* TASK
Skip the pictures. Transcribe the rest of the data below without changing a word.

--- Start of DATASET EXCERPTS ---

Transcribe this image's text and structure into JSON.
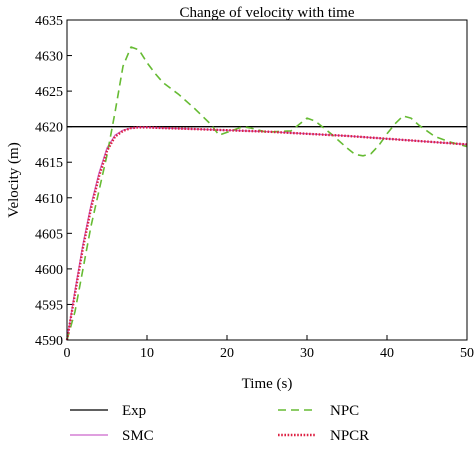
{
  "chart_data": {
    "type": "line",
    "title": "Change of velocity with time",
    "xlabel": "Time (s)",
    "ylabel": "Velocity (m)",
    "xlim": [
      0,
      50
    ],
    "ylim": [
      4590,
      4635
    ],
    "xticks": [
      0,
      10,
      20,
      30,
      40,
      50
    ],
    "yticks": [
      4590,
      4595,
      4600,
      4605,
      4610,
      4615,
      4620,
      4625,
      4630,
      4635
    ],
    "grid": false,
    "legend_position": "bottom",
    "series": [
      {
        "name": "Exp",
        "color": "#000000",
        "style": "solid",
        "x": [
          0,
          50
        ],
        "y": [
          4620,
          4620
        ]
      },
      {
        "name": "SMC",
        "color": "#cc66cc",
        "style": "solid",
        "x": [
          0,
          1,
          2,
          3,
          4,
          5,
          6,
          7,
          8,
          9,
          10,
          12,
          15,
          20,
          25,
          30,
          35,
          40,
          45,
          50
        ],
        "y": [
          4590,
          4597,
          4603.5,
          4609,
          4613.5,
          4617,
          4618.8,
          4619.5,
          4619.8,
          4619.9,
          4619.9,
          4619.8,
          4619.7,
          4619.5,
          4619.3,
          4619.0,
          4618.7,
          4618.3,
          4617.9,
          4617.5
        ]
      },
      {
        "name": "NPC",
        "color": "#66bb33",
        "style": "dashed",
        "x": [
          0,
          1,
          2,
          3,
          4,
          5,
          6,
          7,
          8,
          9,
          10,
          11,
          12,
          14,
          16,
          18,
          19,
          21,
          22,
          23,
          25,
          26,
          28,
          30,
          31,
          33,
          35,
          36,
          37,
          38,
          39,
          40,
          41,
          42,
          43,
          44,
          45,
          46,
          48,
          50
        ],
        "y": [
          4590,
          4594,
          4600,
          4606,
          4611,
          4616,
          4622,
          4628.5,
          4631.2,
          4630.8,
          4629.0,
          4627.5,
          4626.2,
          4624.5,
          4622.5,
          4620.3,
          4618.8,
          4619.6,
          4620.0,
          4619.8,
          4619.2,
          4619.3,
          4619.4,
          4621.2,
          4620.8,
          4619.0,
          4617.0,
          4616.1,
          4615.9,
          4616.2,
          4617.4,
          4619.0,
          4620.4,
          4621.5,
          4621.2,
          4620.2,
          4619.4,
          4618.6,
          4617.8,
          4617.2
        ]
      },
      {
        "name": "NPCR",
        "color": "#dd2244",
        "style": "dotted",
        "x": [
          0,
          1,
          2,
          3,
          4,
          5,
          6,
          7,
          8,
          9,
          10,
          12,
          15,
          20,
          25,
          30,
          35,
          40,
          45,
          50
        ],
        "y": [
          4590,
          4596.5,
          4603,
          4608.5,
          4613,
          4616.6,
          4618.6,
          4619.4,
          4619.8,
          4619.9,
          4619.9,
          4619.8,
          4619.7,
          4619.5,
          4619.3,
          4619.0,
          4618.7,
          4618.3,
          4617.9,
          4617.5
        ]
      }
    ]
  }
}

--- End of DATASET EXCERPTS ---

* THE REPLY
Transcribe this image's text and structure into JSON.
{
  "chart_data": {
    "type": "line",
    "title": "Change of velocity with time",
    "xlabel": "Time (s)",
    "ylabel": "Velocity (m)",
    "xlim": [
      0,
      50
    ],
    "ylim": [
      4590,
      4635
    ],
    "xticks": [
      0,
      10,
      20,
      30,
      40,
      50
    ],
    "yticks": [
      4590,
      4595,
      4600,
      4605,
      4610,
      4615,
      4620,
      4625,
      4630,
      4635
    ],
    "grid": false,
    "legend_position": "bottom",
    "series": [
      {
        "name": "Exp",
        "color": "#000000",
        "style": "solid",
        "x": [
          0,
          50
        ],
        "y": [
          4620,
          4620
        ]
      },
      {
        "name": "SMC",
        "color": "#cc66cc",
        "style": "solid",
        "x": [
          0,
          1,
          2,
          3,
          4,
          5,
          6,
          7,
          8,
          9,
          10,
          12,
          15,
          20,
          25,
          30,
          35,
          40,
          45,
          50
        ],
        "y": [
          4590,
          4597,
          4603.5,
          4609,
          4613.5,
          4617,
          4618.8,
          4619.5,
          4619.8,
          4619.9,
          4619.9,
          4619.8,
          4619.7,
          4619.5,
          4619.3,
          4619.0,
          4618.7,
          4618.3,
          4617.9,
          4617.5
        ]
      },
      {
        "name": "NPC",
        "color": "#66bb33",
        "style": "dashed",
        "x": [
          0,
          1,
          2,
          3,
          4,
          5,
          6,
          7,
          8,
          9,
          10,
          11,
          12,
          14,
          16,
          18,
          19,
          21,
          22,
          23,
          25,
          26,
          28,
          30,
          31,
          33,
          35,
          36,
          37,
          38,
          39,
          40,
          41,
          42,
          43,
          44,
          45,
          46,
          48,
          50
        ],
        "y": [
          4590,
          4594,
          4600,
          4606,
          4611,
          4616,
          4622,
          4628.5,
          4631.2,
          4630.8,
          4629.0,
          4627.5,
          4626.2,
          4624.5,
          4622.5,
          4620.3,
          4618.8,
          4619.6,
          4620.0,
          4619.8,
          4619.2,
          4619.3,
          4619.4,
          4621.2,
          4620.8,
          4619.0,
          4617.0,
          4616.1,
          4615.9,
          4616.2,
          4617.4,
          4619.0,
          4620.4,
          4621.5,
          4621.2,
          4620.2,
          4619.4,
          4618.6,
          4617.8,
          4617.2
        ]
      },
      {
        "name": "NPCR",
        "color": "#dd2244",
        "style": "dotted",
        "x": [
          0,
          1,
          2,
          3,
          4,
          5,
          6,
          7,
          8,
          9,
          10,
          12,
          15,
          20,
          25,
          30,
          35,
          40,
          45,
          50
        ],
        "y": [
          4590,
          4596.5,
          4603,
          4608.5,
          4613,
          4616.6,
          4618.6,
          4619.4,
          4619.8,
          4619.9,
          4619.9,
          4619.8,
          4619.7,
          4619.5,
          4619.3,
          4619.0,
          4618.7,
          4618.3,
          4617.9,
          4617.5
        ]
      }
    ]
  }
}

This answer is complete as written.